Using the data below, copy each line that includes the word "structured".
________
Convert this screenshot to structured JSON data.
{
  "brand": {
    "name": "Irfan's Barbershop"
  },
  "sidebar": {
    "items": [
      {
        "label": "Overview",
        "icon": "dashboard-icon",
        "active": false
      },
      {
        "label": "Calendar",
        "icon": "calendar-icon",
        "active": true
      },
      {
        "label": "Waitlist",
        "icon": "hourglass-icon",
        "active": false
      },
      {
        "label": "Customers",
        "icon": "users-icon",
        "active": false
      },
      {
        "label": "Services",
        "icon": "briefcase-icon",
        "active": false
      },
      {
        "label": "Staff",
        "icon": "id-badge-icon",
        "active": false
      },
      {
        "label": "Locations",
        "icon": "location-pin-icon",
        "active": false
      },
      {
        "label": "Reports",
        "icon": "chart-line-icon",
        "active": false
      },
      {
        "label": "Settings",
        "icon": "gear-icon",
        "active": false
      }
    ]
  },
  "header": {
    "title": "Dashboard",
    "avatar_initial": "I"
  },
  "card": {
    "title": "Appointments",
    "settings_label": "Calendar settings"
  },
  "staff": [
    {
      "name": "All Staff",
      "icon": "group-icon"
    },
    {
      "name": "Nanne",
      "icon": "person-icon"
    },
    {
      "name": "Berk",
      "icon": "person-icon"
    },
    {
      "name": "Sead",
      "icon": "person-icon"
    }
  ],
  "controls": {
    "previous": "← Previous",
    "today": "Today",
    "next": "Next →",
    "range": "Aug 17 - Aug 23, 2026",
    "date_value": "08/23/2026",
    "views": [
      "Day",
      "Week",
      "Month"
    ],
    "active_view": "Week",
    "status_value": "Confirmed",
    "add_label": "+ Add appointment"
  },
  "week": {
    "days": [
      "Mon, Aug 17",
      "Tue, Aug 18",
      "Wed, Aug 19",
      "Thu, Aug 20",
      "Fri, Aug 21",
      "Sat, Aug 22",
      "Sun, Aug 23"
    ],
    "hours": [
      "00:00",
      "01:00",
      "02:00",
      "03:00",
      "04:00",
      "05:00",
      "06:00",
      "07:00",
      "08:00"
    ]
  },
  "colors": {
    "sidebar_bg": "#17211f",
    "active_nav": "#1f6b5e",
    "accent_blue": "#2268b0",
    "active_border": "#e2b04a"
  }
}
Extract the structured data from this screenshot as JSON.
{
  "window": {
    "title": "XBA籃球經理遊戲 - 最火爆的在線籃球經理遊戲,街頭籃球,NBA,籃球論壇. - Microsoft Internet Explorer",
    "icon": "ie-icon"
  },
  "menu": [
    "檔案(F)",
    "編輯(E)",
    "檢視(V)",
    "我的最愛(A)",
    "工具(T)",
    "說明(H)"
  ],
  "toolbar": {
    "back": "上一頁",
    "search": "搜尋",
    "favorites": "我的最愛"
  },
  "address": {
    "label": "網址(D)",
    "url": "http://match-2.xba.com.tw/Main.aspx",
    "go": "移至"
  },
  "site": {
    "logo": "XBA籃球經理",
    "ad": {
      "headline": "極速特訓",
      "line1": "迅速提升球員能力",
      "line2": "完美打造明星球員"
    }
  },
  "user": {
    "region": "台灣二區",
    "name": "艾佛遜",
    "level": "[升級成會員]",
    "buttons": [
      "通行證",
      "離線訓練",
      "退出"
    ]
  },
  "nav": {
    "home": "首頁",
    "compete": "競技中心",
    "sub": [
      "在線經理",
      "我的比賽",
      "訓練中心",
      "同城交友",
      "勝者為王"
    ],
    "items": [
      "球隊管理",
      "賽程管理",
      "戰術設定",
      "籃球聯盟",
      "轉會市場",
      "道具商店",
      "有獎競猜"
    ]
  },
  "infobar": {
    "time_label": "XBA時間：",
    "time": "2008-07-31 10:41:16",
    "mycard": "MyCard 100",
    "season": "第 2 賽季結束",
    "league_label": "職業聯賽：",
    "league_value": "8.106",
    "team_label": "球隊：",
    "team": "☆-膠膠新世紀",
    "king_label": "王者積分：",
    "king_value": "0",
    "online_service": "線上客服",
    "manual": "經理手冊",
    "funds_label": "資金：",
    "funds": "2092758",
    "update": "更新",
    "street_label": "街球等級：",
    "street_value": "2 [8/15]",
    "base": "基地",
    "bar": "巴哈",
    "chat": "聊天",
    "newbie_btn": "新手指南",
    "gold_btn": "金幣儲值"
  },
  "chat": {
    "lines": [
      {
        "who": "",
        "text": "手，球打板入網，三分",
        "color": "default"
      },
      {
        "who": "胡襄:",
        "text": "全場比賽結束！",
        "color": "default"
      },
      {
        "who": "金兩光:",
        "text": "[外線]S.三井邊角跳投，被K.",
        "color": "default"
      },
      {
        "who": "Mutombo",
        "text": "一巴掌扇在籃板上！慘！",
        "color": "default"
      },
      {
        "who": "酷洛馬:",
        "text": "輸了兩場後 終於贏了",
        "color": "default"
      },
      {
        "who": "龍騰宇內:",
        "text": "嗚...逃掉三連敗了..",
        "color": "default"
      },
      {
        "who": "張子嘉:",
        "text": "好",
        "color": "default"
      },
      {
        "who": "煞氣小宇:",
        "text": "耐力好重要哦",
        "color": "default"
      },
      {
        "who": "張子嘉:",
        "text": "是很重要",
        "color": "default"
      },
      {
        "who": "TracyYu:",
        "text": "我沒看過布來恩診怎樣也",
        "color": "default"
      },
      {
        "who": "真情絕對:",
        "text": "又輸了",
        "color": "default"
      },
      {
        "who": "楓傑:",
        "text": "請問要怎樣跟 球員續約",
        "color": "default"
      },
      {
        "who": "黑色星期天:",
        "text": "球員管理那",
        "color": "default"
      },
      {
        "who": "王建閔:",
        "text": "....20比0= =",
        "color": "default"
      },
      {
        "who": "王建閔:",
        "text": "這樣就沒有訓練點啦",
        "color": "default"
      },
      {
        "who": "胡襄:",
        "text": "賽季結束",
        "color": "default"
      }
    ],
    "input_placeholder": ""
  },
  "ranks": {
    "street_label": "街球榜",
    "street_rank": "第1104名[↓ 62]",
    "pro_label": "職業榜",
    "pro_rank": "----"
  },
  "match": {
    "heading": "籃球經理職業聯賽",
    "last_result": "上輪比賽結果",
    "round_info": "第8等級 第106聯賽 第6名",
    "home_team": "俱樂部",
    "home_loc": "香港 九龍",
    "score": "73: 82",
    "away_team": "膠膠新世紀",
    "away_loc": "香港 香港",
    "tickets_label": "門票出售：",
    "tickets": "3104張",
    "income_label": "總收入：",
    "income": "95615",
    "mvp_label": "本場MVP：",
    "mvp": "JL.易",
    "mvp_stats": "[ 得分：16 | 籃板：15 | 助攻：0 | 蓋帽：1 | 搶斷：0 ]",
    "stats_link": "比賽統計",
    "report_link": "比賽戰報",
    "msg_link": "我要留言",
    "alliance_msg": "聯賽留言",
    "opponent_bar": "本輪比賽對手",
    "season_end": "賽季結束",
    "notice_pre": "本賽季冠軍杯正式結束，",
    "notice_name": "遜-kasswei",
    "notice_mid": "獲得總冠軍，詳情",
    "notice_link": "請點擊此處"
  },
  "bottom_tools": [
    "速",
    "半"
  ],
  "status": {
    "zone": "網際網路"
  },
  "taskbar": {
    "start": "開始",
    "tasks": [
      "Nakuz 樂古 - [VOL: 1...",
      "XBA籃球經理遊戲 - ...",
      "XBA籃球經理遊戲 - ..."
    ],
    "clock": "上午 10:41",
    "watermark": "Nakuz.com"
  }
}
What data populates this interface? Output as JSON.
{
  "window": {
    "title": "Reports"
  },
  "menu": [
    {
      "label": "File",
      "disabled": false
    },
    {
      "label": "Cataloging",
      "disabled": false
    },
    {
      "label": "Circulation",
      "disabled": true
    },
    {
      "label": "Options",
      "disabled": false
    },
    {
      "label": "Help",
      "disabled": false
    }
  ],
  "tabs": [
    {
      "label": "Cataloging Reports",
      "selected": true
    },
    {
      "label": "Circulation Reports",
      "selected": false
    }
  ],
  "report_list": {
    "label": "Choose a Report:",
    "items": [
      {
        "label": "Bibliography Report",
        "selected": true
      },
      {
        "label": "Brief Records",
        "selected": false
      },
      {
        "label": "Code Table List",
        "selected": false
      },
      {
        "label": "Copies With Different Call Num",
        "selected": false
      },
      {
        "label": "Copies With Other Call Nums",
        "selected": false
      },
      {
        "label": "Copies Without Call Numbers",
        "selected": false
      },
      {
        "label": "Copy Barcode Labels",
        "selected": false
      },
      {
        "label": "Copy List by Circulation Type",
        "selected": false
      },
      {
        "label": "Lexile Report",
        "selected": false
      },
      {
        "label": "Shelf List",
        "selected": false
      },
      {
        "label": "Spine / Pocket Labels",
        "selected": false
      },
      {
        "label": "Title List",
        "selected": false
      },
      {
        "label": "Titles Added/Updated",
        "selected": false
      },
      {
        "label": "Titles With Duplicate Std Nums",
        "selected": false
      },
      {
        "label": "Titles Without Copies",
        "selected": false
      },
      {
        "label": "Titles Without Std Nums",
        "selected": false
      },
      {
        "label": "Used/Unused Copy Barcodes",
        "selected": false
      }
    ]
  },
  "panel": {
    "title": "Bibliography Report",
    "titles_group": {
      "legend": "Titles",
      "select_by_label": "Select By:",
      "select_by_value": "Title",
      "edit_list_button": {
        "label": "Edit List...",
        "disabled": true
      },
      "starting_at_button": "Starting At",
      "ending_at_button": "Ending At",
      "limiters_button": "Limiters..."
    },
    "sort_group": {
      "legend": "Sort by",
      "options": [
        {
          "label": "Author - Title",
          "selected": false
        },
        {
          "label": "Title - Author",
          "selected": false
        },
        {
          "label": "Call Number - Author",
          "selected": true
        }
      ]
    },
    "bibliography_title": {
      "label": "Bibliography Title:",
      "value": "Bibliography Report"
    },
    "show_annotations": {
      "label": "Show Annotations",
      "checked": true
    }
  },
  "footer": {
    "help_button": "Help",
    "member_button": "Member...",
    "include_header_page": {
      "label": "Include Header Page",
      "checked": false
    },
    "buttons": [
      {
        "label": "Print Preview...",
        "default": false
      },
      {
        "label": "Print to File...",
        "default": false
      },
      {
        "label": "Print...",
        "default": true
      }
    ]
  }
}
________
**In response:**
Convert this screenshot to structured JSON data.
Extract the structured data from this screenshot as JSON.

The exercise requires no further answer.